Instruction :: Output nothing but the lines from the line with "Convert this screenshot" through the end of the listing below, both ends included.

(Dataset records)
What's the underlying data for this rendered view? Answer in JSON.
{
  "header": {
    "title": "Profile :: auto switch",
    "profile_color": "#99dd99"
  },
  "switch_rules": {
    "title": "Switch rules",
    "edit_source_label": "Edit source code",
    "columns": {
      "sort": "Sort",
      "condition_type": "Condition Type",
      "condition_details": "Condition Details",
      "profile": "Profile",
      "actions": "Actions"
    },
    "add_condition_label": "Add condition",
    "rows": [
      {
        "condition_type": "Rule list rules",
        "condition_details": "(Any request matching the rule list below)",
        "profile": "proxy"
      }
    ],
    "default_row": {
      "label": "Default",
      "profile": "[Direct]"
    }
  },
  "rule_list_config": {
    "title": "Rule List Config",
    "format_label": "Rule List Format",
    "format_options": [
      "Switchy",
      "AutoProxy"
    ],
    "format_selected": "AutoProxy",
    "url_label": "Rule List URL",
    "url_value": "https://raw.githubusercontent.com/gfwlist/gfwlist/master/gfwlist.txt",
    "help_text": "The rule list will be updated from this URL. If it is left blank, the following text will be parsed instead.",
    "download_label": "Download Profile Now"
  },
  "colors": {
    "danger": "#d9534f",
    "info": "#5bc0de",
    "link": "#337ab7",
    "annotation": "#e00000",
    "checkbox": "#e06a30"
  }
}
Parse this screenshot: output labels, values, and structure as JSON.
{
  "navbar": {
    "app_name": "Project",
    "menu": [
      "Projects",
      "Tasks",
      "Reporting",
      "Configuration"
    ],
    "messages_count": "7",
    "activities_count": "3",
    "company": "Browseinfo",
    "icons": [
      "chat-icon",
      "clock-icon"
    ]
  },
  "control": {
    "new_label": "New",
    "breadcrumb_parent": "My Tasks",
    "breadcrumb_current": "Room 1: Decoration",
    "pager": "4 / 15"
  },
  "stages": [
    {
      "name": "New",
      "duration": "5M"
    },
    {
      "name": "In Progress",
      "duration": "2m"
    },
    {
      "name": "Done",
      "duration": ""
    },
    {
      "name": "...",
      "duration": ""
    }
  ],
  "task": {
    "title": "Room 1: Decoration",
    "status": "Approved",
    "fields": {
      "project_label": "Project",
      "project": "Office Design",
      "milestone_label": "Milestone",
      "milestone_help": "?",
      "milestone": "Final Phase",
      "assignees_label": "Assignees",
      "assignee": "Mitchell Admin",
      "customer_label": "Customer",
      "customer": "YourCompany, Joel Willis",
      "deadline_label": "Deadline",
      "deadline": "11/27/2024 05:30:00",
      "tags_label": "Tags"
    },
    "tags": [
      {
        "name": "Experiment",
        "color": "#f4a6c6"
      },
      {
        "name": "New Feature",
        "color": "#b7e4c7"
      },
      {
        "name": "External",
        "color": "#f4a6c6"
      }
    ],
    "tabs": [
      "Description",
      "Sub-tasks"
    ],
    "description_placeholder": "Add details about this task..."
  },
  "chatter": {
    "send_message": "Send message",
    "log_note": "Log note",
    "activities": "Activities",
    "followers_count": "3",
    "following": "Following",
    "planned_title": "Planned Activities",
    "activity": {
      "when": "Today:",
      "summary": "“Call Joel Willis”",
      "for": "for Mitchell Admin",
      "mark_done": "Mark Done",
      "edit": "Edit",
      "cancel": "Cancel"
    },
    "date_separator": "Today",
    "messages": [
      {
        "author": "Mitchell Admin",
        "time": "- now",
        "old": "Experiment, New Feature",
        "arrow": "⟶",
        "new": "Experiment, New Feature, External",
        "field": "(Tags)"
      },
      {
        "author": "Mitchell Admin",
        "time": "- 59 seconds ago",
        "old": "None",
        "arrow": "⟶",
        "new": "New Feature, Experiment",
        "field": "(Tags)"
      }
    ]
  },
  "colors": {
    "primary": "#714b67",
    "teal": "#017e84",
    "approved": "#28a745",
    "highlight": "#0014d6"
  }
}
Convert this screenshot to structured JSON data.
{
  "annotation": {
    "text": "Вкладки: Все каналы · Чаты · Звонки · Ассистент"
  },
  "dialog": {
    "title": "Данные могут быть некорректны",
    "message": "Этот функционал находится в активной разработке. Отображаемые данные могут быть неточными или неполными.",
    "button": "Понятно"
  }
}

Answer below ::
Convert this screenshot to structured JSON data.
{
  "annotation": {
    "text": "Вкладки: Все каналы · Чаты · Звонки · Ассистент"
  },
  "dialog": {
    "title": "Данные могут быть некорректны",
    "message": "Этот функционал находится в активной разработке. Отображаемые данные могут быть неточными или неполными.",
    "button": "Понятно"
  }
}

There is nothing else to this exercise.